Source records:
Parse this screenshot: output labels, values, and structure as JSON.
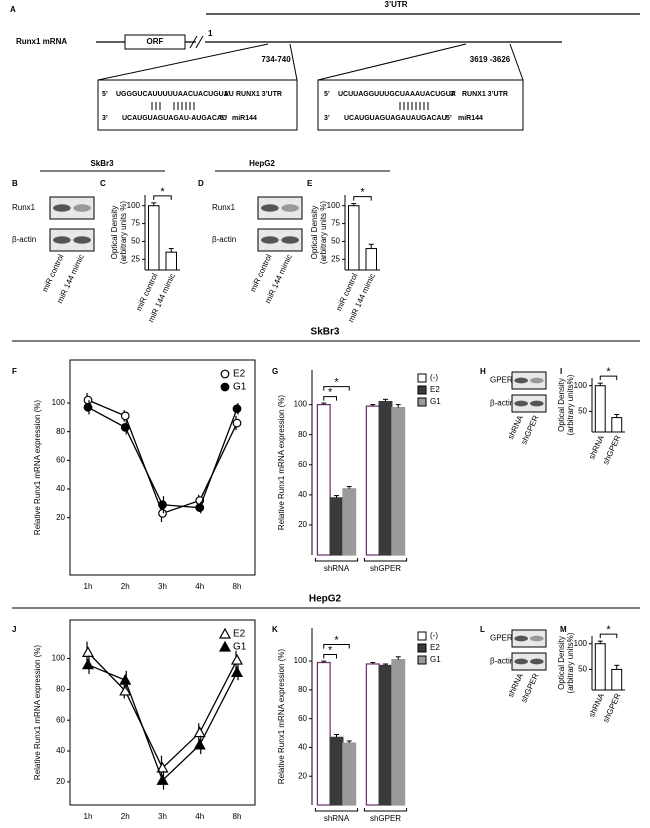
{
  "diagram": {
    "panel": "A",
    "utr_label": "3’UTR",
    "mrna_label": "Runx1 mRNA",
    "orf": "ORF",
    "start": "1",
    "five_prime": "5’",
    "three_prime": "3’",
    "sites": [
      {
        "position": "734-740",
        "utr_seq": "UGGGUCAUUUUUAACUACUGUAU",
        "mir_seq": "UCAUGUAGUAGAU-AUGACAU",
        "utr_name": "RUNX1 3’UTR",
        "mir_name": "miR144"
      },
      {
        "position": "3619 -3626",
        "utr_seq": "UCUUAGGUUUGCUAAAUACUGUA",
        "mir_seq": "UCAUGUAGUAGAUAUGACAU",
        "utr_name": "RUNX1 3’UTR",
        "mir_name": "miR144"
      }
    ]
  },
  "cell_lines": [
    "SkBr3",
    "HepG2"
  ],
  "section_headers": [
    "SkBr3",
    "HepG2"
  ],
  "blots": [
    {
      "panel": "B",
      "bands": [
        "Runx1",
        "β-actin"
      ],
      "lanes": [
        "miR control",
        "miR 144 mimic"
      ]
    },
    {
      "panel": "D",
      "bands": [
        "Runx1",
        "β-actin"
      ],
      "lanes": [
        "miR control",
        "miR 144 mimic"
      ]
    },
    {
      "panel": "H",
      "bands": [
        "GPER",
        "β-actin"
      ],
      "lanes": [
        "shRNA",
        "shGPER"
      ]
    },
    {
      "panel": "L",
      "bands": [
        "GPER",
        "β-actin"
      ],
      "lanes": [
        "shRNA",
        "shGPER"
      ]
    }
  ],
  "chart_data": [
    {
      "type": "bar",
      "panel": "C",
      "y_label": [
        "Optical Density",
        "(arbitrary units %)"
      ],
      "categories": [
        "miR control",
        "miR 144 mimic"
      ],
      "values": [
        100,
        35
      ],
      "errors": [
        4,
        5
      ],
      "color": "#ffffff",
      "ylim": [
        10,
        115
      ],
      "yticks": [
        25,
        50,
        75,
        100
      ],
      "annotation": "*"
    },
    {
      "type": "bar",
      "panel": "E",
      "y_label": [
        "Optical Density",
        "(arbitrary units %)"
      ],
      "categories": [
        "miR control",
        "miR 144 mimic"
      ],
      "values": [
        100,
        40
      ],
      "errors": [
        3,
        6
      ],
      "color": "#ffffff",
      "ylim": [
        10,
        115
      ],
      "yticks": [
        25,
        50,
        75,
        100
      ],
      "annotation": "*"
    },
    {
      "type": "line",
      "panel": "F",
      "marker": "circle",
      "y_label": "Relative Runx1 mRNA expression (%)",
      "categories": [
        "1h",
        "2h",
        "3h",
        "4h",
        "8h"
      ],
      "series": [
        {
          "name": "E2",
          "color": "#000000",
          "fill": "#ffffff",
          "values": [
            102,
            91,
            23,
            32,
            86
          ],
          "errors": [
            5,
            4,
            6,
            4,
            5
          ]
        },
        {
          "name": "G1",
          "color": "#000000",
          "fill": "#000000",
          "values": [
            97,
            83,
            29,
            27,
            96
          ],
          "errors": [
            5,
            5,
            6,
            4,
            4
          ]
        }
      ],
      "ylim": [
        -20,
        130
      ],
      "yticks": [
        20,
        40,
        60,
        80,
        100
      ]
    },
    {
      "type": "grouped_bar",
      "panel": "G",
      "y_label": "Relative Runx1 mRNA  expression (%)",
      "categories": [
        "shRNA",
        "shGPER"
      ],
      "series": [
        {
          "name": "(-)",
          "color": "#ffffff",
          "values": [
            100,
            99
          ],
          "errors": [
            1,
            1
          ]
        },
        {
          "name": "E2",
          "color": "#3a3a3a",
          "values": [
            38,
            102
          ],
          "errors": [
            1.5,
            1.5
          ]
        },
        {
          "name": "G1",
          "color": "#9a9a9a",
          "values": [
            44,
            98
          ],
          "errors": [
            1.5,
            2
          ]
        }
      ],
      "ylim": [
        0,
        123
      ],
      "yticks": [
        20,
        40,
        60,
        80,
        100
      ],
      "annotations": [
        "*",
        "*"
      ]
    },
    {
      "type": "bar",
      "panel": "I",
      "y_label": [
        "Optical Density",
        "(arbitrary units%)"
      ],
      "categories": [
        "shRNA",
        "shGPER"
      ],
      "values": [
        100,
        38
      ],
      "errors": [
        5,
        6
      ],
      "color": "#ffffff",
      "ylim": [
        10,
        115
      ],
      "yticks": [
        50,
        100
      ],
      "annotation": "*"
    },
    {
      "type": "line",
      "panel": "J",
      "marker": "triangle",
      "y_label": "Relative Runx1 mRNA expression (%)",
      "categories": [
        "1h",
        "2h",
        "3h",
        "4h",
        "8h"
      ],
      "series": [
        {
          "name": "E2",
          "color": "#000000",
          "fill": "#ffffff",
          "values": [
            104,
            79,
            29,
            52,
            99
          ],
          "errors": [
            7,
            5,
            8,
            6,
            6
          ]
        },
        {
          "name": "G1",
          "color": "#000000",
          "fill": "#000000",
          "values": [
            96,
            86,
            21,
            44,
            91
          ],
          "errors": [
            6,
            6,
            6,
            6,
            5
          ]
        }
      ],
      "ylim": [
        5,
        125
      ],
      "yticks": [
        20,
        40,
        60,
        80,
        100
      ]
    },
    {
      "type": "grouped_bar",
      "panel": "K",
      "y_label": "Relative Runx1 mRNA expression (%)",
      "categories": [
        "shRNA",
        "shGPER"
      ],
      "series": [
        {
          "name": "(-)",
          "color": "#ffffff",
          "values": [
            99,
            98
          ],
          "errors": [
            1,
            1
          ]
        },
        {
          "name": "E2",
          "color": "#3a3a3a",
          "values": [
            47,
            97
          ],
          "errors": [
            2,
            1
          ]
        },
        {
          "name": "G1",
          "color": "#9a9a9a",
          "values": [
            43,
            101
          ],
          "errors": [
            1.5,
            2
          ]
        }
      ],
      "ylim": [
        0,
        123
      ],
      "yticks": [
        20,
        40,
        60,
        80,
        100
      ],
      "annotations": [
        "*",
        "*"
      ]
    },
    {
      "type": "bar",
      "panel": "M",
      "y_label": [
        "Optical Density",
        "(arbitrary units%)"
      ],
      "categories": [
        "shRNA",
        "shGPER"
      ],
      "values": [
        100,
        50
      ],
      "errors": [
        5,
        8
      ],
      "color": "#ffffff",
      "ylim": [
        10,
        115
      ],
      "yticks": [
        50,
        100
      ],
      "annotation": "*"
    }
  ]
}
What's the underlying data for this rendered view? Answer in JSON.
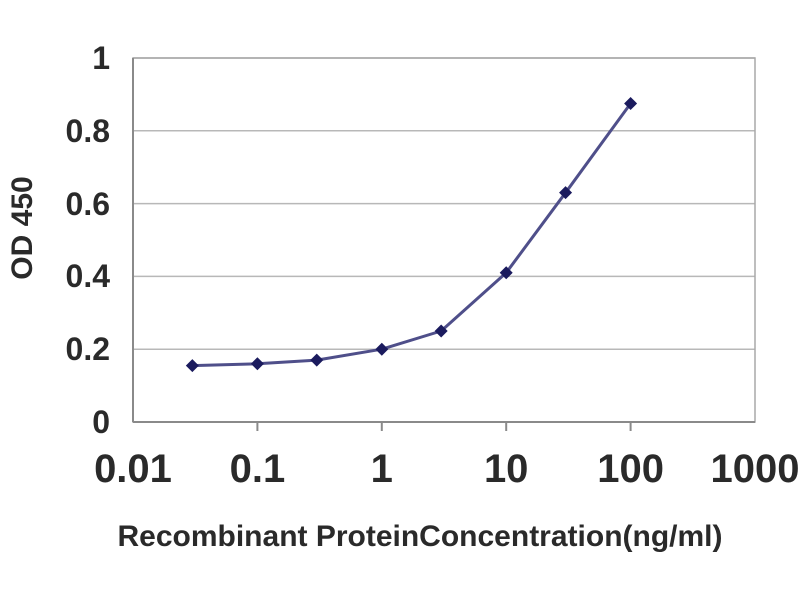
{
  "chart_data": {
    "type": "line",
    "title": "",
    "xlabel": "Recombinant ProteinConcentration(ng/ml)",
    "ylabel": "OD 450",
    "x_scale": "log10",
    "xlim": [
      0.01,
      1000
    ],
    "ylim": [
      0,
      1
    ],
    "x": [
      0.03,
      0.1,
      0.3,
      1,
      3,
      10,
      30,
      100
    ],
    "series": [
      {
        "name": "OD 450",
        "values": [
          0.155,
          0.16,
          0.17,
          0.2,
          0.25,
          0.41,
          0.63,
          0.875
        ]
      }
    ],
    "x_ticks": [
      0.01,
      0.1,
      1,
      10,
      100,
      1000
    ],
    "x_tick_labels": [
      "0.01",
      "0.1",
      "1",
      "10",
      "100",
      "1000"
    ],
    "y_ticks": [
      0,
      0.2,
      0.4,
      0.6,
      0.8,
      1
    ],
    "y_tick_labels": [
      "0",
      "0.2",
      "0.4",
      "0.6",
      "0.8",
      "1"
    ],
    "grid": "horizontal",
    "legend": "none",
    "marker": "diamond",
    "colors": {
      "line": "#4f4f8a",
      "marker": "#1b1b5e",
      "grid": "#b8b8b8",
      "axis": "#8a8a8a",
      "border": "#a8a8a8",
      "text": "#2a2a2a",
      "background": "#ffffff"
    }
  }
}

Exercise aim: Which lines above hold the string "JSON"? Copy each of them.

Solution for this exercise:
Parse this screenshot: output labels, values, and structure as JSON.
What's the underlying data for this rendered view? Answer in JSON.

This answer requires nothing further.